▶ [Given instruction] Reproduce all entries word for word.

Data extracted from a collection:
━━━━━━━━━━━━━━━━
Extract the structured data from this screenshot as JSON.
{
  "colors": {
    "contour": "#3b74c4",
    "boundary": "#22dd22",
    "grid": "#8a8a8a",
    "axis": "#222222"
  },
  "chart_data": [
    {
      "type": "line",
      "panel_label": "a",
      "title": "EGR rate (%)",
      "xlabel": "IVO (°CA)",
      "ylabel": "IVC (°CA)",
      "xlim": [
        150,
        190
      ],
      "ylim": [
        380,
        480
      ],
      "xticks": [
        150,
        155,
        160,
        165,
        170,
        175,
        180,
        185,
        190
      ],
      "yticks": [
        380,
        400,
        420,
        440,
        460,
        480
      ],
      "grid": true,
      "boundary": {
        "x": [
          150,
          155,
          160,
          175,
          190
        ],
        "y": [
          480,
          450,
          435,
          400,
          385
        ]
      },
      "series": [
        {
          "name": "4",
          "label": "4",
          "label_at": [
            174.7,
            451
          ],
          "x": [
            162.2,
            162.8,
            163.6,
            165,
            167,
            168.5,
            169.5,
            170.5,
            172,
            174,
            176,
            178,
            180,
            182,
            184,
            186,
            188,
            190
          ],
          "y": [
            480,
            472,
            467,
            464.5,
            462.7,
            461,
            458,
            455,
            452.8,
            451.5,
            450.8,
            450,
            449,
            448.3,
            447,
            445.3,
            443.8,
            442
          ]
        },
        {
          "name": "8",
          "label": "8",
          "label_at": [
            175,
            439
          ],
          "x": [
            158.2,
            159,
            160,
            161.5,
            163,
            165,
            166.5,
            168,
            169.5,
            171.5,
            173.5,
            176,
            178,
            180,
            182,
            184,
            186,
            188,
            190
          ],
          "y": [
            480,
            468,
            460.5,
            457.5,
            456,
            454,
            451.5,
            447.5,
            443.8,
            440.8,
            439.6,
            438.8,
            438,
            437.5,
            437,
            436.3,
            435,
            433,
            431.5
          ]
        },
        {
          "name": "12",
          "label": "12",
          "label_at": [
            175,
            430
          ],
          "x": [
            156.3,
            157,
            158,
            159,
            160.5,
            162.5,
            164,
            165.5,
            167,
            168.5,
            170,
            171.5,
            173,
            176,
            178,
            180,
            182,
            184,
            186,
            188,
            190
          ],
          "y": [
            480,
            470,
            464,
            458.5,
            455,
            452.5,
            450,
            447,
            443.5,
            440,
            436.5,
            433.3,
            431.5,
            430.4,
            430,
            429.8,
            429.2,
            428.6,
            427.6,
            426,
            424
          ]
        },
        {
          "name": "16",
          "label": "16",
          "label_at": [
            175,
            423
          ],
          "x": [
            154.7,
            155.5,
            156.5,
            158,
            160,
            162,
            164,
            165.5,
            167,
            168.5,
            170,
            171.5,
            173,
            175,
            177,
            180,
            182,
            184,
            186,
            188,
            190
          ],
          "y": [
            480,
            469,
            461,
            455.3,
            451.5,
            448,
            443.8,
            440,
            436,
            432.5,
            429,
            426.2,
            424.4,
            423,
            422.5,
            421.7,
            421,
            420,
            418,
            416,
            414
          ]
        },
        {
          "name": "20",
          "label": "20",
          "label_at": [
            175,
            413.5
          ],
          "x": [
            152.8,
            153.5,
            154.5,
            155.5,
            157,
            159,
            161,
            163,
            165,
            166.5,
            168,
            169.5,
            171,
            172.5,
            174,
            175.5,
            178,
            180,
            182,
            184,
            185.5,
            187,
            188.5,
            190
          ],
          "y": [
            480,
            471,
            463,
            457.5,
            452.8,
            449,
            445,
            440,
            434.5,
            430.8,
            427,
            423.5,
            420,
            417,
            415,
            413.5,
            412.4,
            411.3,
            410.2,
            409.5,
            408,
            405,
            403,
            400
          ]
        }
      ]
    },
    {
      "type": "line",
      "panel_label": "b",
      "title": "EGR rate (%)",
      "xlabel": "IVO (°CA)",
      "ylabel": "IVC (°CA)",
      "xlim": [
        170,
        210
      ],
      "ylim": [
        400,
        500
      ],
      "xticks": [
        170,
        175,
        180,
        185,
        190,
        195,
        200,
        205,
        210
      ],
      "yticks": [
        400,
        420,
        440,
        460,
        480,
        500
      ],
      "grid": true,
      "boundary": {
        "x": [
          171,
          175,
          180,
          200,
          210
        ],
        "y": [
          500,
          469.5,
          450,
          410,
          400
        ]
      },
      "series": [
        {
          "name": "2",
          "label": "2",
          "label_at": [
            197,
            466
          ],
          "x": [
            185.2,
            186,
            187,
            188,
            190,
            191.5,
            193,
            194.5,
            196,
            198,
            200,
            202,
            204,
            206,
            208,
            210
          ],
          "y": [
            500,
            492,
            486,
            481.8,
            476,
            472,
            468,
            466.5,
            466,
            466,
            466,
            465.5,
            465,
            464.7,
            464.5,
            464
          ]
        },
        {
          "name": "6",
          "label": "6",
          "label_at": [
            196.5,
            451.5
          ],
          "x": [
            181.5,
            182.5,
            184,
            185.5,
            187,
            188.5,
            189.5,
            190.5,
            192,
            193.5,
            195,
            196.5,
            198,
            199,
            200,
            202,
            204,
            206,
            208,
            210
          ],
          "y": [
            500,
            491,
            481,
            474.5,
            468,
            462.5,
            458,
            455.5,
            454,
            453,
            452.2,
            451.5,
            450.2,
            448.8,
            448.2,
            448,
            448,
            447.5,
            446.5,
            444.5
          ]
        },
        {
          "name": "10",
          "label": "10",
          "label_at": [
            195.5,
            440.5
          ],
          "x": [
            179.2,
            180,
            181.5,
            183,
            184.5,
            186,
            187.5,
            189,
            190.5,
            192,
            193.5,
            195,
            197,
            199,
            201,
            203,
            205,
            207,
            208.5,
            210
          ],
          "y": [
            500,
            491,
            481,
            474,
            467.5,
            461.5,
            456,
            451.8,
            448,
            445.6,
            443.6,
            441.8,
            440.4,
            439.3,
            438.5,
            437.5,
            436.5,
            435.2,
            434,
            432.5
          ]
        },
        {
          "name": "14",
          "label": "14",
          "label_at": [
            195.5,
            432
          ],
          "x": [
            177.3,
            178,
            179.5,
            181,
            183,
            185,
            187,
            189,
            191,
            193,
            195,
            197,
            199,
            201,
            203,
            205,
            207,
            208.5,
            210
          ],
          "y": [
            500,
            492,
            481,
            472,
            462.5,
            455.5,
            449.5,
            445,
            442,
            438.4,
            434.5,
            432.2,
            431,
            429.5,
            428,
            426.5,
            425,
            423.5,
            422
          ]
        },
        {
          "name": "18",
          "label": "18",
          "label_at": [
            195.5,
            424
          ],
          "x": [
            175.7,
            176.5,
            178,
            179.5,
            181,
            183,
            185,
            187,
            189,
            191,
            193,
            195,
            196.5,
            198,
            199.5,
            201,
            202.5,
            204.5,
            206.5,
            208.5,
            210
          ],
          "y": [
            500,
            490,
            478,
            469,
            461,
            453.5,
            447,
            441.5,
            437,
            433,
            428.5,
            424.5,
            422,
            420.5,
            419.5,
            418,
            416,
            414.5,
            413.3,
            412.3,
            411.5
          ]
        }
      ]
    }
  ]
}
━━━━━━━━━━━━━━━━
▶ [The reply]
Extract the structured data from this screenshot as JSON.
{
  "colors": {
    "contour": "#3b74c4",
    "boundary": "#22dd22",
    "grid": "#8a8a8a",
    "axis": "#222222"
  },
  "chart_data": [
    {
      "type": "line",
      "panel_label": "a",
      "title": "EGR rate (%)",
      "xlabel": "IVO (°CA)",
      "ylabel": "IVC (°CA)",
      "xlim": [
        150,
        190
      ],
      "ylim": [
        380,
        480
      ],
      "xticks": [
        150,
        155,
        160,
        165,
        170,
        175,
        180,
        185,
        190
      ],
      "yticks": [
        380,
        400,
        420,
        440,
        460,
        480
      ],
      "grid": true,
      "boundary": {
        "x": [
          150,
          155,
          160,
          175,
          190
        ],
        "y": [
          480,
          450,
          435,
          400,
          385
        ]
      },
      "series": [
        {
          "name": "4",
          "label": "4",
          "label_at": [
            174.7,
            451
          ],
          "x": [
            162.2,
            162.8,
            163.6,
            165,
            167,
            168.5,
            169.5,
            170.5,
            172,
            174,
            176,
            178,
            180,
            182,
            184,
            186,
            188,
            190
          ],
          "y": [
            480,
            472,
            467,
            464.5,
            462.7,
            461,
            458,
            455,
            452.8,
            451.5,
            450.8,
            450,
            449,
            448.3,
            447,
            445.3,
            443.8,
            442
          ]
        },
        {
          "name": "8",
          "label": "8",
          "label_at": [
            175,
            439
          ],
          "x": [
            158.2,
            159,
            160,
            161.5,
            163,
            165,
            166.5,
            168,
            169.5,
            171.5,
            173.5,
            176,
            178,
            180,
            182,
            184,
            186,
            188,
            190
          ],
          "y": [
            480,
            468,
            460.5,
            457.5,
            456,
            454,
            451.5,
            447.5,
            443.8,
            440.8,
            439.6,
            438.8,
            438,
            437.5,
            437,
            436.3,
            435,
            433,
            431.5
          ]
        },
        {
          "name": "12",
          "label": "12",
          "label_at": [
            175,
            430
          ],
          "x": [
            156.3,
            157,
            158,
            159,
            160.5,
            162.5,
            164,
            165.5,
            167,
            168.5,
            170,
            171.5,
            173,
            176,
            178,
            180,
            182,
            184,
            186,
            188,
            190
          ],
          "y": [
            480,
            470,
            464,
            458.5,
            455,
            452.5,
            450,
            447,
            443.5,
            440,
            436.5,
            433.3,
            431.5,
            430.4,
            430,
            429.8,
            429.2,
            428.6,
            427.6,
            426,
            424
          ]
        },
        {
          "name": "16",
          "label": "16",
          "label_at": [
            175,
            423
          ],
          "x": [
            154.7,
            155.5,
            156.5,
            158,
            160,
            162,
            164,
            165.5,
            167,
            168.5,
            170,
            171.5,
            173,
            175,
            177,
            180,
            182,
            184,
            186,
            188,
            190
          ],
          "y": [
            480,
            469,
            461,
            455.3,
            451.5,
            448,
            443.8,
            440,
            436,
            432.5,
            429,
            426.2,
            424.4,
            423,
            422.5,
            421.7,
            421,
            420,
            418,
            416,
            414
          ]
        },
        {
          "name": "20",
          "label": "20",
          "label_at": [
            175,
            413.5
          ],
          "x": [
            152.8,
            153.5,
            154.5,
            155.5,
            157,
            159,
            161,
            163,
            165,
            166.5,
            168,
            169.5,
            171,
            172.5,
            174,
            175.5,
            178,
            180,
            182,
            184,
            185.5,
            187,
            188.5,
            190
          ],
          "y": [
            480,
            471,
            463,
            457.5,
            452.8,
            449,
            445,
            440,
            434.5,
            430.8,
            427,
            423.5,
            420,
            417,
            415,
            413.5,
            412.4,
            411.3,
            410.2,
            409.5,
            408,
            405,
            403,
            400
          ]
        }
      ]
    },
    {
      "type": "line",
      "panel_label": "b",
      "title": "EGR rate (%)",
      "xlabel": "IVO (°CA)",
      "ylabel": "IVC (°CA)",
      "xlim": [
        170,
        210
      ],
      "ylim": [
        400,
        500
      ],
      "xticks": [
        170,
        175,
        180,
        185,
        190,
        195,
        200,
        205,
        210
      ],
      "yticks": [
        400,
        420,
        440,
        460,
        480,
        500
      ],
      "grid": true,
      "boundary": {
        "x": [
          171,
          175,
          180,
          200,
          210
        ],
        "y": [
          500,
          469.5,
          450,
          410,
          400
        ]
      },
      "series": [
        {
          "name": "2",
          "label": "2",
          "label_at": [
            197,
            466
          ],
          "x": [
            185.2,
            186,
            187,
            188,
            190,
            191.5,
            193,
            194.5,
            196,
            198,
            200,
            202,
            204,
            206,
            208,
            210
          ],
          "y": [
            500,
            492,
            486,
            481.8,
            476,
            472,
            468,
            466.5,
            466,
            466,
            466,
            465.5,
            465,
            464.7,
            464.5,
            464
          ]
        },
        {
          "name": "6",
          "label": "6",
          "label_at": [
            196.5,
            451.5
          ],
          "x": [
            181.5,
            182.5,
            184,
            185.5,
            187,
            188.5,
            189.5,
            190.5,
            192,
            193.5,
            195,
            196.5,
            198,
            199,
            200,
            202,
            204,
            206,
            208,
            210
          ],
          "y": [
            500,
            491,
            481,
            474.5,
            468,
            462.5,
            458,
            455.5,
            454,
            453,
            452.2,
            451.5,
            450.2,
            448.8,
            448.2,
            448,
            448,
            447.5,
            446.5,
            444.5
          ]
        },
        {
          "name": "10",
          "label": "10",
          "label_at": [
            195.5,
            440.5
          ],
          "x": [
            179.2,
            180,
            181.5,
            183,
            184.5,
            186,
            187.5,
            189,
            190.5,
            192,
            193.5,
            195,
            197,
            199,
            201,
            203,
            205,
            207,
            208.5,
            210
          ],
          "y": [
            500,
            491,
            481,
            474,
            467.5,
            461.5,
            456,
            451.8,
            448,
            445.6,
            443.6,
            441.8,
            440.4,
            439.3,
            438.5,
            437.5,
            436.5,
            435.2,
            434,
            432.5
          ]
        },
        {
          "name": "14",
          "label": "14",
          "label_at": [
            195.5,
            432
          ],
          "x": [
            177.3,
            178,
            179.5,
            181,
            183,
            185,
            187,
            189,
            191,
            193,
            195,
            197,
            199,
            201,
            203,
            205,
            207,
            208.5,
            210
          ],
          "y": [
            500,
            492,
            481,
            472,
            462.5,
            455.5,
            449.5,
            445,
            442,
            438.4,
            434.5,
            432.2,
            431,
            429.5,
            428,
            426.5,
            425,
            423.5,
            422
          ]
        },
        {
          "name": "18",
          "label": "18",
          "label_at": [
            195.5,
            424
          ],
          "x": [
            175.7,
            176.5,
            178,
            179.5,
            181,
            183,
            185,
            187,
            189,
            191,
            193,
            195,
            196.5,
            198,
            199.5,
            201,
            202.5,
            204.5,
            206.5,
            208.5,
            210
          ],
          "y": [
            500,
            490,
            478,
            469,
            461,
            453.5,
            447,
            441.5,
            437,
            433,
            428.5,
            424.5,
            422,
            420.5,
            419.5,
            418,
            416,
            414.5,
            413.3,
            412.3,
            411.5
          ]
        }
      ]
    }
  ]
}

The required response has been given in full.